__WHAT IS REQUIRED__. Without the pictures, set down the records below word for word.

** Begin RECORD SET **

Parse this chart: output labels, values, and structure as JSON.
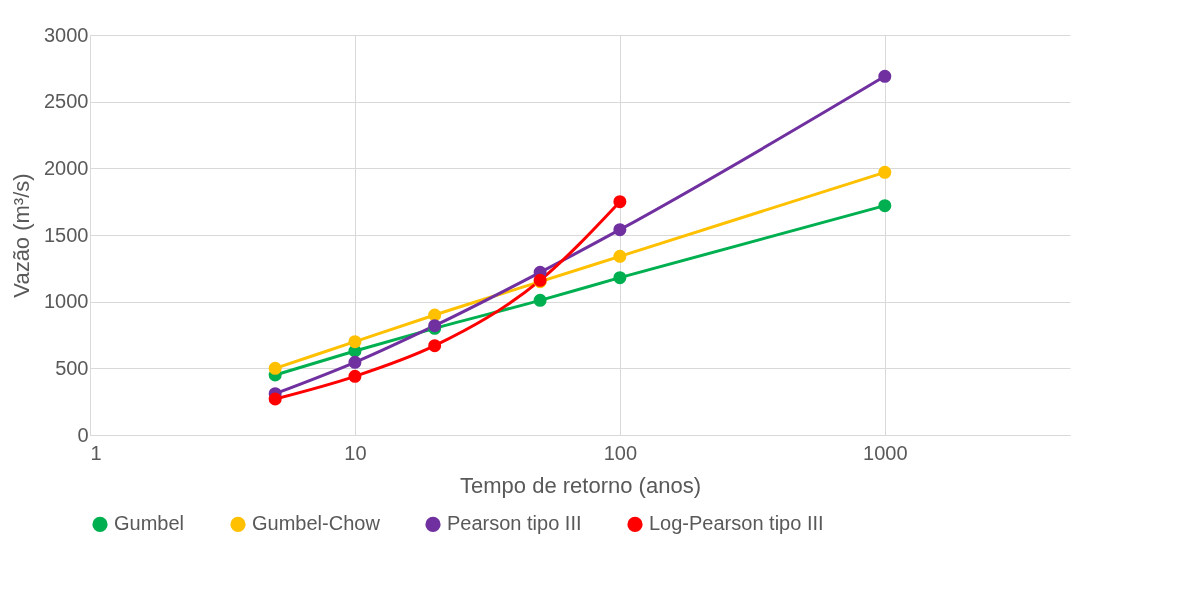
{
  "chart_data": {
    "type": "line",
    "xlabel": "Tempo de retorno (anos)",
    "ylabel": "Vazão (m³/s)",
    "x": [
      5,
      10,
      20,
      50,
      100,
      1000
    ],
    "xlim": [
      1,
      5000
    ],
    "xticks": [
      1,
      10,
      100,
      1000
    ],
    "log": "x",
    "ylim": [
      0,
      3000
    ],
    "yticks": [
      0,
      500,
      1000,
      1500,
      2000,
      2500,
      3000
    ],
    "grid": true,
    "legend": "bottom",
    "marker": "circle",
    "line_style": "solid",
    "series": [
      {
        "name": "Gumbel",
        "color": "#00b050",
        "values": [
          450,
          630,
          800,
          1010,
          1180,
          1720
        ]
      },
      {
        "name": "Gumbel-Chow",
        "color": "#ffc000",
        "values": [
          500,
          700,
          900,
          1150,
          1340,
          1970
        ]
      },
      {
        "name": "Pearson tipo III",
        "color": "#7030a0",
        "values": [
          310,
          545,
          820,
          1220,
          1540,
          2690
        ]
      },
      {
        "name": "Log-Pearson tipo III",
        "color": "#ff0000",
        "values": [
          270,
          440,
          670,
          1160,
          1750,
          null
        ]
      }
    ]
  }
}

** End RECORD SET **

__EXERCISE SOLUTION__.
Parse this chart: output labels, values, and structure as JSON.
{
  "chart_data": {
    "type": "line",
    "xlabel": "Tempo de retorno (anos)",
    "ylabel": "Vazão (m³/s)",
    "x": [
      5,
      10,
      20,
      50,
      100,
      1000
    ],
    "xlim": [
      1,
      5000
    ],
    "xticks": [
      1,
      10,
      100,
      1000
    ],
    "log": "x",
    "ylim": [
      0,
      3000
    ],
    "yticks": [
      0,
      500,
      1000,
      1500,
      2000,
      2500,
      3000
    ],
    "grid": true,
    "legend": "bottom",
    "marker": "circle",
    "line_style": "solid",
    "series": [
      {
        "name": "Gumbel",
        "color": "#00b050",
        "values": [
          450,
          630,
          800,
          1010,
          1180,
          1720
        ]
      },
      {
        "name": "Gumbel-Chow",
        "color": "#ffc000",
        "values": [
          500,
          700,
          900,
          1150,
          1340,
          1970
        ]
      },
      {
        "name": "Pearson tipo III",
        "color": "#7030a0",
        "values": [
          310,
          545,
          820,
          1220,
          1540,
          2690
        ]
      },
      {
        "name": "Log-Pearson tipo III",
        "color": "#ff0000",
        "values": [
          270,
          440,
          670,
          1160,
          1750,
          null
        ]
      }
    ]
  }
}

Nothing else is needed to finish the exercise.